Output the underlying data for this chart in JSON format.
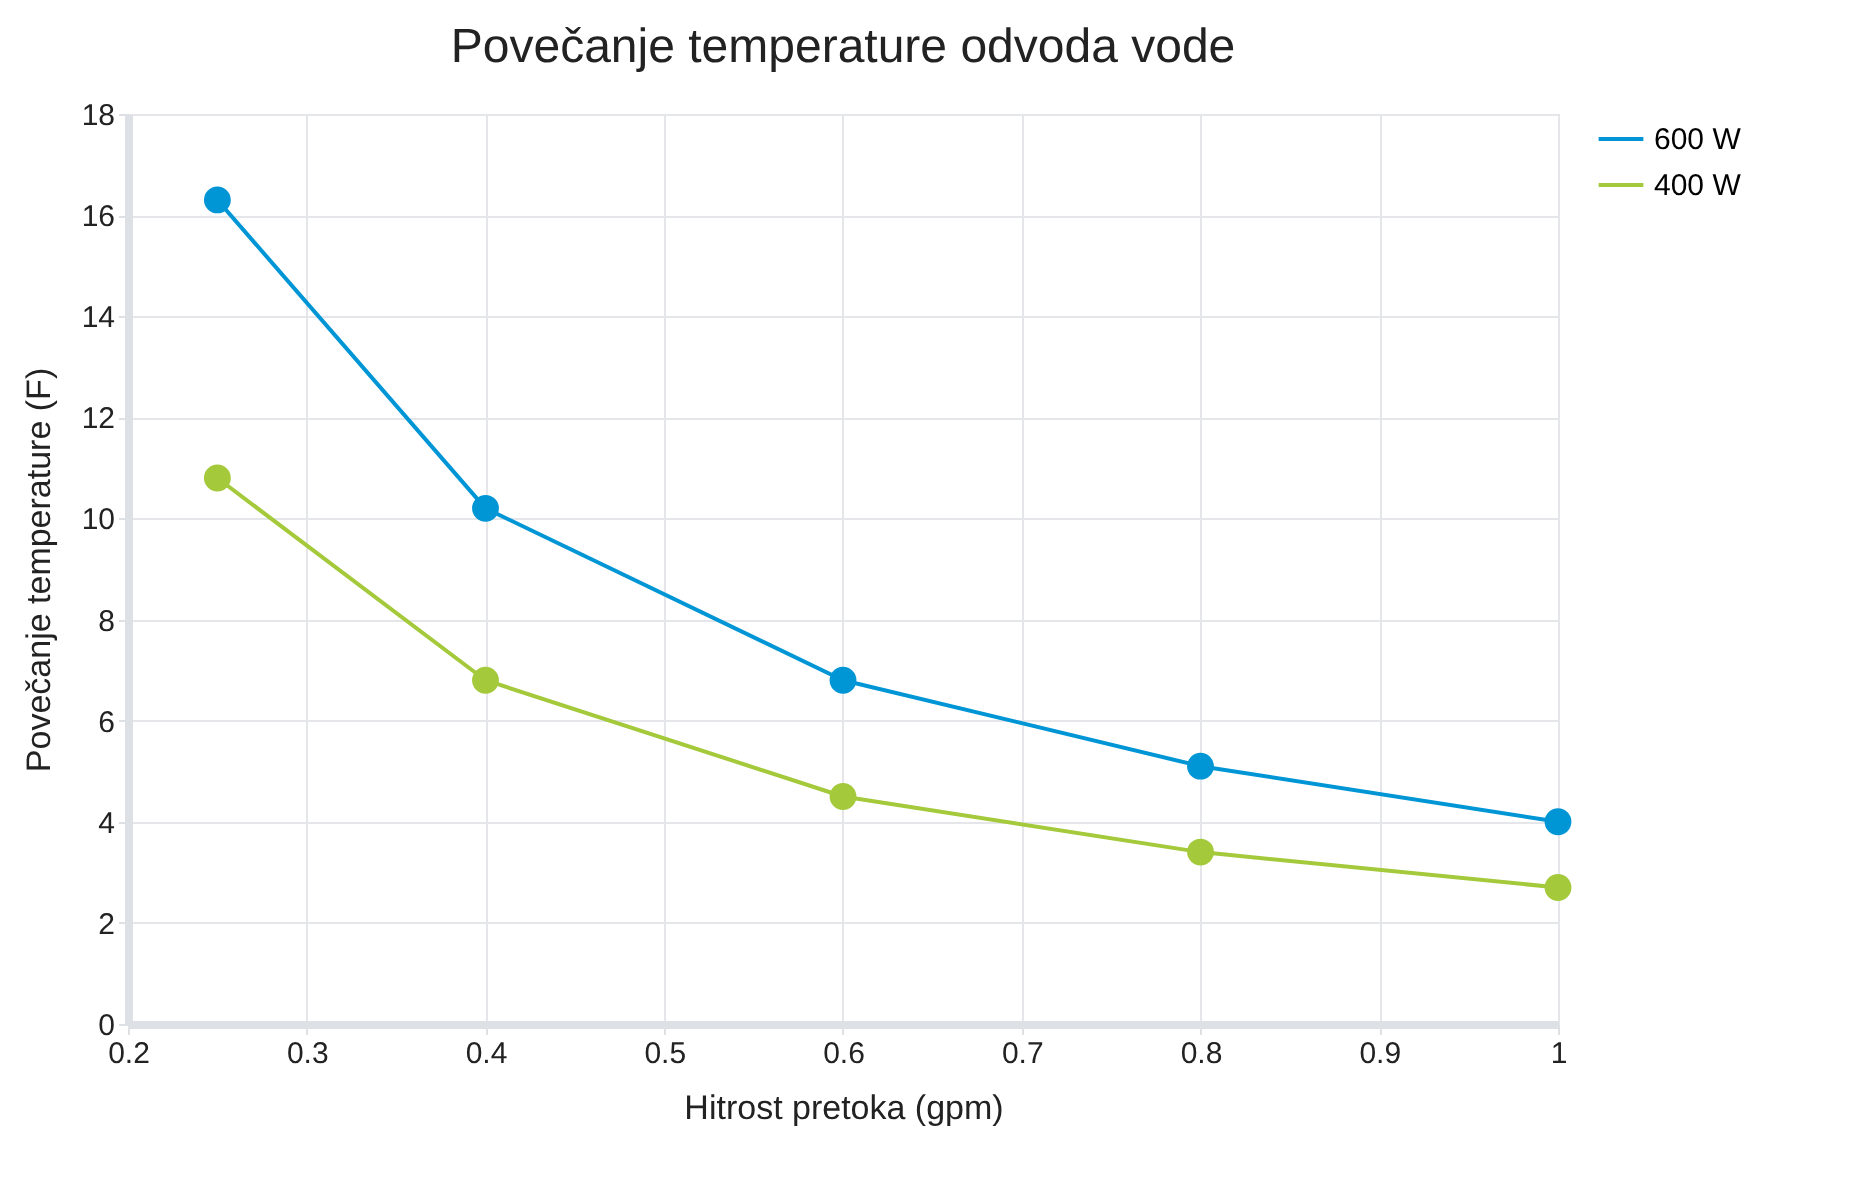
{
  "chart_data": {
    "type": "line",
    "title": "Povečanje temperature odvoda vode",
    "xlabel": "Hitrost pretoka (gpm)",
    "ylabel": "Povečanje temperature (F)",
    "x": [
      0.25,
      0.4,
      0.6,
      0.8,
      1
    ],
    "series": [
      {
        "name": "600 W",
        "color": "#0096d6",
        "values": [
          16.3,
          10.2,
          6.8,
          5.1,
          4.0
        ]
      },
      {
        "name": "400 W",
        "color": "#a4c93a",
        "values": [
          10.8,
          6.8,
          4.5,
          3.4,
          2.7
        ]
      }
    ],
    "xlim": [
      0.2,
      1
    ],
    "xticks": [
      0.2,
      0.3,
      0.4,
      0.5,
      0.6,
      0.7,
      0.8,
      0.9,
      1
    ],
    "ylim": [
      0,
      18
    ],
    "yticks": [
      0,
      2,
      4,
      6,
      8,
      10,
      12,
      14,
      16,
      18
    ],
    "grid": true,
    "legend": "right",
    "marker": "circle",
    "line_style": "solid"
  }
}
┄┄┄┄┄┄┄┄┄┄
Problem to solve
Restate every record exactly, please; do not copy the pictures.

Result of the task
Output the underlying data for this chart in JSON format.
{
  "chart_data": {
    "type": "line",
    "title": "Povečanje temperature odvoda vode",
    "xlabel": "Hitrost pretoka (gpm)",
    "ylabel": "Povečanje temperature (F)",
    "x": [
      0.25,
      0.4,
      0.6,
      0.8,
      1
    ],
    "series": [
      {
        "name": "600 W",
        "color": "#0096d6",
        "values": [
          16.3,
          10.2,
          6.8,
          5.1,
          4.0
        ]
      },
      {
        "name": "400 W",
        "color": "#a4c93a",
        "values": [
          10.8,
          6.8,
          4.5,
          3.4,
          2.7
        ]
      }
    ],
    "xlim": [
      0.2,
      1
    ],
    "xticks": [
      0.2,
      0.3,
      0.4,
      0.5,
      0.6,
      0.7,
      0.8,
      0.9,
      1
    ],
    "ylim": [
      0,
      18
    ],
    "yticks": [
      0,
      2,
      4,
      6,
      8,
      10,
      12,
      14,
      16,
      18
    ],
    "grid": true,
    "legend": "right",
    "marker": "circle",
    "line_style": "solid"
  }
}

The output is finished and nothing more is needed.